## What the task asks
Convert the material into a JSON list of strings, one per line, omitting blank lines: begin at the line that has "out-of-sample-chart-icon[interactable]: OOS: [616, 63, 640, 86]" and stop after the line that has "direction-short-button[interactable]: S: [311, 62, 335, 86]".

........

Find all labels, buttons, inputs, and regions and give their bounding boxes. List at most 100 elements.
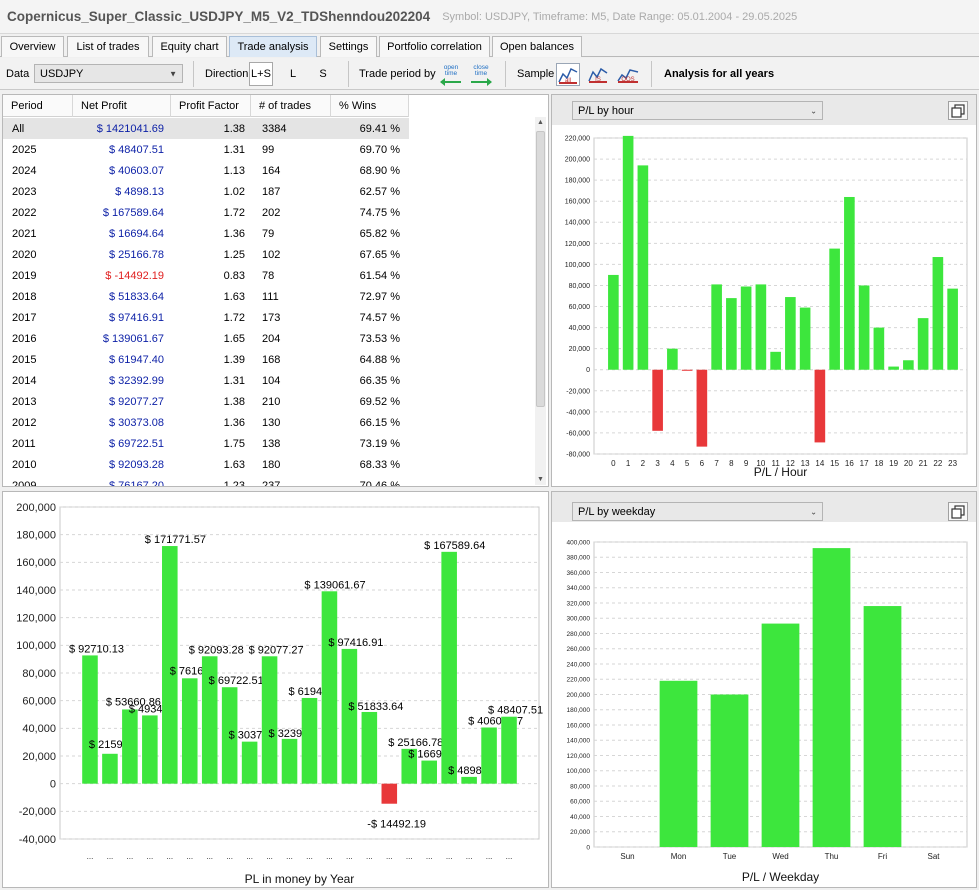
out-of-sample-chart-icon[interactable]: OOS: [616, 63, 640, 86]
trades-cell: 210: [262, 395, 281, 408]
profit-factor-cell: 0.83: [223, 269, 245, 282]
scrollbar-thumb[interactable]: [536, 131, 545, 407]
y-tick-label: 220,000: [565, 135, 590, 142]
table-row[interactable]: 2025 $ 48407.51 1.31 99 69.70 %: [3, 139, 409, 160]
y-tick-label: -20,000: [19, 806, 56, 818]
y-tick-label: 80,000: [569, 283, 591, 290]
chart-bar: [863, 606, 902, 847]
data-label: $ 25166.78: [388, 737, 443, 749]
table-row[interactable]: 2015 $ 61947.40 1.39 168 64.88 %: [3, 349, 409, 370]
y-tick-label: 120,000: [16, 613, 56, 625]
tab-settings[interactable]: Settings: [320, 36, 377, 57]
y-tick-label: 280,000: [567, 631, 591, 638]
column-header-period[interactable]: Period: [3, 95, 73, 117]
data-label: -$ 14492.19: [367, 819, 426, 831]
wins-cell: 73.53 %: [359, 332, 400, 345]
data-label: $ 4898.: [448, 765, 485, 777]
net-profit-cell: $ -14492.19: [105, 269, 164, 282]
tab-open-balances[interactable]: Open balances: [492, 36, 582, 57]
chart-bar: [481, 727, 497, 784]
direction-short-button[interactable]: S: [311, 62, 335, 86]
chart-type-select[interactable]: P/L by hour ⌄: [572, 101, 823, 120]
table-row[interactable]: 2020 $ 25166.78 1.25 102 67.65 %: [3, 244, 409, 265]
x-tick-label: ...: [506, 852, 513, 861]
chart-bar: [812, 548, 851, 847]
column-header-wins[interactable]: % Wins: [331, 95, 409, 117]
scroll-up-icon[interactable]: ▲: [535, 117, 546, 128]
pl-by-year-panel: -40,000 -20,000 0 20,000 40,000 60,000 80,000 1…: [2, 491, 549, 888]
pl-by-year-chart: -40,000 -20,000 0 20,000 40,000 60,000 80,000 1…: [16, 502, 543, 886]
table-row[interactable]: 2016 $ 139061.67 1.65 204 73.53 %: [3, 328, 409, 349]
column-header-net-profit[interactable]: Net Profit: [73, 95, 171, 117]
column-header-profit-factor[interactable]: Profit Factor: [171, 95, 251, 117]
tab-trade-analysis[interactable]: Trade analysis: [229, 36, 317, 57]
all-samples-chart-icon[interactable]: all: [556, 63, 580, 86]
direction-long-button[interactable]: L: [281, 62, 305, 86]
sample-label: Sample: [517, 68, 555, 80]
x-tick-label: ...: [166, 852, 173, 861]
table-row[interactable]: All $ 1421041.69 1.38 3384 69.41 %: [3, 118, 409, 139]
table-row[interactable]: 2012 $ 30373.08 1.36 130 66.15 %: [3, 412, 409, 433]
wins-cell: 69.41 %: [359, 122, 400, 135]
chart-bar: [608, 274, 619, 370]
tab-portfolio-correlation[interactable]: Portfolio correlation: [379, 36, 490, 57]
table-row[interactable]: 2023 $ 4898.13 1.02 187 62.57 %: [3, 181, 409, 202]
table-row[interactable]: 2010 $ 92093.28 1.63 180 68.33 %: [3, 454, 409, 475]
in-sample-chart-icon[interactable]: IS: [587, 63, 609, 86]
y-tick-label: -60,000: [566, 430, 590, 437]
net-profit-cell: $ 1421041.69: [96, 122, 164, 135]
copy-icon[interactable]: [948, 101, 968, 120]
table-row[interactable]: 2022 $ 167589.64 1.72 202 74.75 %: [3, 202, 409, 223]
period-cell: 2011: [12, 437, 36, 450]
x-tick-label: Wed: [772, 852, 788, 861]
table-row[interactable]: 2013 $ 92077.27 1.38 210 69.52 %: [3, 391, 409, 412]
table-scrollbar[interactable]: ▲ ▼: [535, 117, 546, 485]
x-tick-label: 8: [729, 459, 734, 468]
chart-bar: [932, 257, 944, 370]
net-profit-cell: $ 92077.27: [108, 395, 164, 408]
chart-type-select[interactable]: P/L by weekday ⌄: [572, 502, 823, 521]
chart-bar: [888, 366, 899, 370]
net-profit-cell: $ 16694.64: [108, 227, 164, 240]
period-cell: 2009: [12, 479, 37, 487]
y-tick-label: 0: [586, 367, 590, 374]
table-row[interactable]: 2011 $ 69722.51 1.75 138 73.19 %: [3, 433, 409, 454]
tab-equity-chart[interactable]: Equity chart: [152, 36, 227, 57]
copy-icon[interactable]: [948, 502, 968, 521]
y-tick-label: 20,000: [569, 346, 591, 353]
direction-ls-button[interactable]: L+S: [249, 62, 273, 86]
pl-by-hour-chart: -80,000 -60,000 -40,000 -20,000 0 20,000 40,00…: [565, 135, 968, 479]
chevron-down-icon: ▼: [169, 69, 177, 78]
table-row[interactable]: 2009 $ 76167.20 1.23 237 70.46 %: [3, 475, 409, 487]
y-tick-label: 180,000: [16, 530, 56, 542]
profit-factor-cell: 1.75: [223, 437, 245, 450]
table-row[interactable]: 2018 $ 51833.64 1.63 111 72.97 %: [3, 286, 409, 307]
table-row[interactable]: 2024 $ 40603.07 1.13 164 68.90 %: [3, 160, 409, 181]
scroll-down-icon[interactable]: ▼: [535, 474, 546, 485]
tab-bar: Overview List of trades Equity chart Tra…: [0, 36, 979, 57]
table-row[interactable]: 2019 $ -14492.19 0.83 78 61.54 %: [3, 265, 409, 286]
tab-overview[interactable]: Overview: [1, 36, 64, 57]
tab-list-of-trades[interactable]: List of trades: [67, 36, 149, 57]
data-label: Data: [6, 68, 30, 80]
close-time-icon[interactable]: close time: [468, 61, 494, 87]
open-time-icon[interactable]: open time: [438, 61, 464, 87]
toolbar: Data USDJPY ▼ Direction L+S L S Trade pe…: [0, 58, 979, 90]
chart-bar: [122, 709, 138, 784]
table-row[interactable]: 2014 $ 32392.99 1.31 104 66.35 %: [3, 370, 409, 391]
wins-cell: 66.35 %: [359, 374, 400, 387]
trades-cell: 78: [262, 269, 275, 282]
profit-factor-cell: 1.31: [223, 143, 245, 156]
trades-cell: 104: [262, 374, 281, 387]
period-cell: All: [12, 122, 25, 135]
chart-bar: [261, 656, 278, 784]
chart-bar: [142, 715, 158, 784]
column-header-trades[interactable]: # of trades: [251, 95, 331, 117]
data-symbol-select[interactable]: USDJPY ▼: [34, 64, 183, 83]
table-row[interactable]: 2021 $ 16694.64 1.36 79 65.82 %: [3, 223, 409, 244]
y-tick-label: 320,000: [567, 600, 591, 607]
x-tick-label: Mon: [671, 852, 687, 861]
table-row[interactable]: 2017 $ 97416.91 1.72 173 74.57 %: [3, 307, 409, 328]
svg-text:time: time: [445, 70, 458, 77]
chart-bar: [281, 738, 298, 784]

........

## Written answer
[
  "out-of-sample-chart-icon[interactable]: OOS: [616, 63, 640, 86]",
  "trades-cell: 210: [262, 395, 281, 408]",
  "profit-factor-cell: 0.83: [223, 269, 245, 282]",
  "scrollbar-thumb[interactable]: [536, 131, 545, 407]",
  "y-tick-label: 220,000: [565, 135, 590, 142]",
  "table-row[interactable]: 2025 $ 48407.51 1.31 99 69.70 %: [3, 139, 409, 160]",
  "y-tick-label: -20,000: [19, 806, 56, 818]",
  "y-tick-label: 80,000: [569, 283, 591, 290]",
  "chart-bar: [863, 606, 902, 847]",
  "data-label: $ 25166.78: [388, 737, 443, 749]",
  "table-row[interactable]: 2015 $ 61947.40 1.39 168 64.88 %: [3, 349, 409, 370]",
  "y-tick-label: 120,000: [16, 613, 56, 625]",
  "tab-settings[interactable]: Settings: [320, 36, 377, 57]",
  "y-tick-label: 280,000: [567, 631, 591, 638]",
  "column-header-period[interactable]: Period: [3, 95, 73, 117]",
  "data-label: -$ 14492.19: [367, 819, 426, 831]",
  "wins-cell: 73.53 %: [359, 332, 400, 345]",
  "data-label: $ 4898.: [448, 765, 485, 777]",
  "net-profit-cell: $ -14492.19: [105, 269, 164, 282]",
  "tab-open-balances[interactable]: Open balances: [492, 36, 582, 57]",
  "chart-bar: [481, 727, 497, 784]",
  "direction-short-button[interactable]: S: [311, 62, 335, 86]"
]